- **WORK REQUIRED**
Which lines contain the word "panel"? Return each of them as written.

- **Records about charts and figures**
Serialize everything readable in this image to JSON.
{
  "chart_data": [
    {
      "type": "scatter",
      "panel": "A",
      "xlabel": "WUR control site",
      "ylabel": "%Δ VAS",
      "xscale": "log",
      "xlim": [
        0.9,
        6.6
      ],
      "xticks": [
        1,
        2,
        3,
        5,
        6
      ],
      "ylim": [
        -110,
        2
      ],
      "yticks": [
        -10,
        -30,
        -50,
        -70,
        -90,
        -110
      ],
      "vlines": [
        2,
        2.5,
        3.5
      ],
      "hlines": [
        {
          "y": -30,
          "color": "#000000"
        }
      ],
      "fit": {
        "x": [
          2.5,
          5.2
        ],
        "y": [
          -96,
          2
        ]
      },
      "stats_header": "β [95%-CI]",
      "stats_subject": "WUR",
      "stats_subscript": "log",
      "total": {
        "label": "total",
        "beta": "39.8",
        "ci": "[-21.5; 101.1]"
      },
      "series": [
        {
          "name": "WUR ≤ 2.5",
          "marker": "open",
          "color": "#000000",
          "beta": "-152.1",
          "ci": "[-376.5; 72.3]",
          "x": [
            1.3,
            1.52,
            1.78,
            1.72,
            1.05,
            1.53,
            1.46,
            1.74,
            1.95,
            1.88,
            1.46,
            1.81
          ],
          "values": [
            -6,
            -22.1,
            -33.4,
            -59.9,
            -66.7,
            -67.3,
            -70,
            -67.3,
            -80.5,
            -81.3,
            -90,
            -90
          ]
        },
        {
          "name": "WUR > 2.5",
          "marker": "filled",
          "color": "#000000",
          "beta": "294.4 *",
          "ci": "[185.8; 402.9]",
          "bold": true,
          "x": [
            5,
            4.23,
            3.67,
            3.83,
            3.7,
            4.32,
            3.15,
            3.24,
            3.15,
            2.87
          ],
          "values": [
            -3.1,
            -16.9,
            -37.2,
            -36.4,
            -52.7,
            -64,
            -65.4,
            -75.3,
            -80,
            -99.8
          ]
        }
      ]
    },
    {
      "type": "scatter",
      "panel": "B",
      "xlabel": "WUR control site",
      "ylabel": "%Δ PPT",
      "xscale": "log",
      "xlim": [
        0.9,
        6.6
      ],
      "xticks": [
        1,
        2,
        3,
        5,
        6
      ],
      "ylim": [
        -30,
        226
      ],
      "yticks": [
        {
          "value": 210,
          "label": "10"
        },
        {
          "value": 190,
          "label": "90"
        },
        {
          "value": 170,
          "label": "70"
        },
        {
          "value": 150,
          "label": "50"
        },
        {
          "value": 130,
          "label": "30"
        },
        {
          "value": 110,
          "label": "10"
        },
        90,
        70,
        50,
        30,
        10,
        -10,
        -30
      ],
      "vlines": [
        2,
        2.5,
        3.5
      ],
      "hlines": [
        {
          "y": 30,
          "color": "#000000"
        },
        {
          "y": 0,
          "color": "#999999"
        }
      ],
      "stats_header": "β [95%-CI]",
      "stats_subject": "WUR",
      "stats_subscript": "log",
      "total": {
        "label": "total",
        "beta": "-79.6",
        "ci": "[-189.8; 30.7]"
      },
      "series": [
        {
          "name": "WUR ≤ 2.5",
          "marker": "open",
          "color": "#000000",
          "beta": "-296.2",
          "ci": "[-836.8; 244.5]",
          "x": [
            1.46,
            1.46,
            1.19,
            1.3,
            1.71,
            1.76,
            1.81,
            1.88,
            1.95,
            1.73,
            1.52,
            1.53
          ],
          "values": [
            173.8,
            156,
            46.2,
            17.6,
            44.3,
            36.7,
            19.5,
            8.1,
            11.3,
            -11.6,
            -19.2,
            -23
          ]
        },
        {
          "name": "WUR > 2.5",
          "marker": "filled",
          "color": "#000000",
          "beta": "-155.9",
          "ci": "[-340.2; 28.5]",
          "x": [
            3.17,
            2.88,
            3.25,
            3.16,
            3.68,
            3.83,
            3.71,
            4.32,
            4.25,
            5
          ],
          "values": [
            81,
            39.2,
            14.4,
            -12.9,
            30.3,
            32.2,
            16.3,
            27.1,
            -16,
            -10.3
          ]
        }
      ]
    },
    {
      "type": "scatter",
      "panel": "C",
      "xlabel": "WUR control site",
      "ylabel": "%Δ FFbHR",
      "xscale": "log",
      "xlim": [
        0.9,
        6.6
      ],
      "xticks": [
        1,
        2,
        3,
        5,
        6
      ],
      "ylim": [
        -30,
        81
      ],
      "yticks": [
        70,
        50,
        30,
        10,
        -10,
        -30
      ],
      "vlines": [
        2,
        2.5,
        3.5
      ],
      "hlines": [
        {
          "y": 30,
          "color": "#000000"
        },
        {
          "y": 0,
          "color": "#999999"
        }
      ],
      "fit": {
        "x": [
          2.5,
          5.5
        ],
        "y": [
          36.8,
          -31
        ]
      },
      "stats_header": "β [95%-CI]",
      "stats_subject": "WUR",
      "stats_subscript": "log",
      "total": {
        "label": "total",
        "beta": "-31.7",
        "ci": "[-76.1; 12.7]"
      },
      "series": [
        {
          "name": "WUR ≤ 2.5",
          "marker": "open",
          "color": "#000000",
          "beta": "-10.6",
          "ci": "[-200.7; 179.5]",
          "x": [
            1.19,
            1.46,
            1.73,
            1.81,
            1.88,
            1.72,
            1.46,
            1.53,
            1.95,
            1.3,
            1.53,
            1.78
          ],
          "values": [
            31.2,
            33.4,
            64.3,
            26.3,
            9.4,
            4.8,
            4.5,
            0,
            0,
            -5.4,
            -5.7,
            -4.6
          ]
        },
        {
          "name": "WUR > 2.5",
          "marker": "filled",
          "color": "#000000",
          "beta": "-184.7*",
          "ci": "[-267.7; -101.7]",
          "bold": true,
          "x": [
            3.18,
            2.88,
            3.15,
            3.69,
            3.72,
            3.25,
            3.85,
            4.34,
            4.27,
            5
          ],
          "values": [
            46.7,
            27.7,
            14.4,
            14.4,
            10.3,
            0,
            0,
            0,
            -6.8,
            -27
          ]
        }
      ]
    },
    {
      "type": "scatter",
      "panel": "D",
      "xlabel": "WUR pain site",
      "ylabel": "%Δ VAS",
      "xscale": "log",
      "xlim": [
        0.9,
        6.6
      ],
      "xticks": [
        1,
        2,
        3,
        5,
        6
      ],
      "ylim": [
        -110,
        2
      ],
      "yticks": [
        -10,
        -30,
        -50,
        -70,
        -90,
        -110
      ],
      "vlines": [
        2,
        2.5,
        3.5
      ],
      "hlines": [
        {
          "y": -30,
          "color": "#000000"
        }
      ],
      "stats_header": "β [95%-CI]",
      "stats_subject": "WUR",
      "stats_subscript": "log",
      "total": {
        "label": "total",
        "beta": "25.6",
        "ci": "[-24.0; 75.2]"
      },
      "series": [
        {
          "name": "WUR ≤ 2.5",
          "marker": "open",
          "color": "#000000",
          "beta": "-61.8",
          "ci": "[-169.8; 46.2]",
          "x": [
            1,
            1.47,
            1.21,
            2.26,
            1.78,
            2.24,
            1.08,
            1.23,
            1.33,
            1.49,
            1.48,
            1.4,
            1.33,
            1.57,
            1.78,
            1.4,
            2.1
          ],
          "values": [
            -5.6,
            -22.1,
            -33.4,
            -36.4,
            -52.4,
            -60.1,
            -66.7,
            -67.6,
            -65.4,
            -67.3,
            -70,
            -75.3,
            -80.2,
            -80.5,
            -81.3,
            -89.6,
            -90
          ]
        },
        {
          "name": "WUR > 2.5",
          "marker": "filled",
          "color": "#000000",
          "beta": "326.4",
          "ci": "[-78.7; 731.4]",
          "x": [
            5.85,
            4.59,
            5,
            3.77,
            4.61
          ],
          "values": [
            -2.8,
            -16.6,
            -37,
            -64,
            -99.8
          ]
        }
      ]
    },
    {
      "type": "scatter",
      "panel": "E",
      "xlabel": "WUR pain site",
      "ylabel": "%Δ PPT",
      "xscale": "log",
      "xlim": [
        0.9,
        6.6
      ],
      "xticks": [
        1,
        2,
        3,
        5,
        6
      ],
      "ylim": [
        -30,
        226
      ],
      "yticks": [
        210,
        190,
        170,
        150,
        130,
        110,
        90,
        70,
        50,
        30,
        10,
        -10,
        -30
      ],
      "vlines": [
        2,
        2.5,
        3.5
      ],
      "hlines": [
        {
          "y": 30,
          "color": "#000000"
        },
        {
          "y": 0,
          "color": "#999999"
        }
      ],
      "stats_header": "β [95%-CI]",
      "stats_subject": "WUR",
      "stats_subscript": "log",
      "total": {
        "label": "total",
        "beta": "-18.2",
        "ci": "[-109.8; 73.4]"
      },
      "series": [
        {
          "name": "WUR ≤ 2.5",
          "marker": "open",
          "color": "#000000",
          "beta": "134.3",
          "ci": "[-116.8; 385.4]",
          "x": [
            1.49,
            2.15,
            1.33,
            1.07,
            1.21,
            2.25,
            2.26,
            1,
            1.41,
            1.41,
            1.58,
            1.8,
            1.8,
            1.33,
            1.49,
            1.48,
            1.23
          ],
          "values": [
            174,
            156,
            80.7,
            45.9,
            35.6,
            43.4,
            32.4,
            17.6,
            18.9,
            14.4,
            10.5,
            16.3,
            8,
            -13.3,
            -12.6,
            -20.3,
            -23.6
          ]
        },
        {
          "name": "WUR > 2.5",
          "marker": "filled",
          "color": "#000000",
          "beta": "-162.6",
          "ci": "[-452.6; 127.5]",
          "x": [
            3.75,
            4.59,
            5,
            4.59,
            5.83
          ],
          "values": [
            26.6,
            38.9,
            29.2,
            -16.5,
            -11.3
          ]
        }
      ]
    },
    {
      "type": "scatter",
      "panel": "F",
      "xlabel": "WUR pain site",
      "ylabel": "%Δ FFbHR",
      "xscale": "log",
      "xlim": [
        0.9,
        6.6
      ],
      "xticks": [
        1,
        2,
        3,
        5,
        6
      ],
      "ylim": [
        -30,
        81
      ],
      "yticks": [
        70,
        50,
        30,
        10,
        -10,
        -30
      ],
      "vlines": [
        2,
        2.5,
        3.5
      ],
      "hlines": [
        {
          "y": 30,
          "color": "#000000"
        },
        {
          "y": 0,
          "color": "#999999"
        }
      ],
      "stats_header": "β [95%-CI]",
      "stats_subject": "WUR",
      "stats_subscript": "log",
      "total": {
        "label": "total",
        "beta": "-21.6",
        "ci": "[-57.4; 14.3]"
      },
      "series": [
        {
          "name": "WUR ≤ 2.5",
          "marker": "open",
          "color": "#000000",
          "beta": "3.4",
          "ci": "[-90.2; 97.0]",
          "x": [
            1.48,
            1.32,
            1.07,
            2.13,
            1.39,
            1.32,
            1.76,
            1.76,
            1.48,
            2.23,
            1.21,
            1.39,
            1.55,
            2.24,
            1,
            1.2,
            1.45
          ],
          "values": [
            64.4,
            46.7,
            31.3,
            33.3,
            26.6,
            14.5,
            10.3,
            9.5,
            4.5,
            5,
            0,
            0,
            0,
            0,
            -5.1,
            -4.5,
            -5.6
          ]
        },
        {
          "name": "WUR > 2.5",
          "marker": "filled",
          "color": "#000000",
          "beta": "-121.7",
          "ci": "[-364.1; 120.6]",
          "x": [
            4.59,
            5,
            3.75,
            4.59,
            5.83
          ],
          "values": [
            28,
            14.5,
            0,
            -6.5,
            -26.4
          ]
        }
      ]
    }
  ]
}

- **FINAL ANSWER**
      "panel": "A",
      "panel": "B",
      "panel": "C",
      "panel": "D",
      "panel": "E",
      "panel": "F",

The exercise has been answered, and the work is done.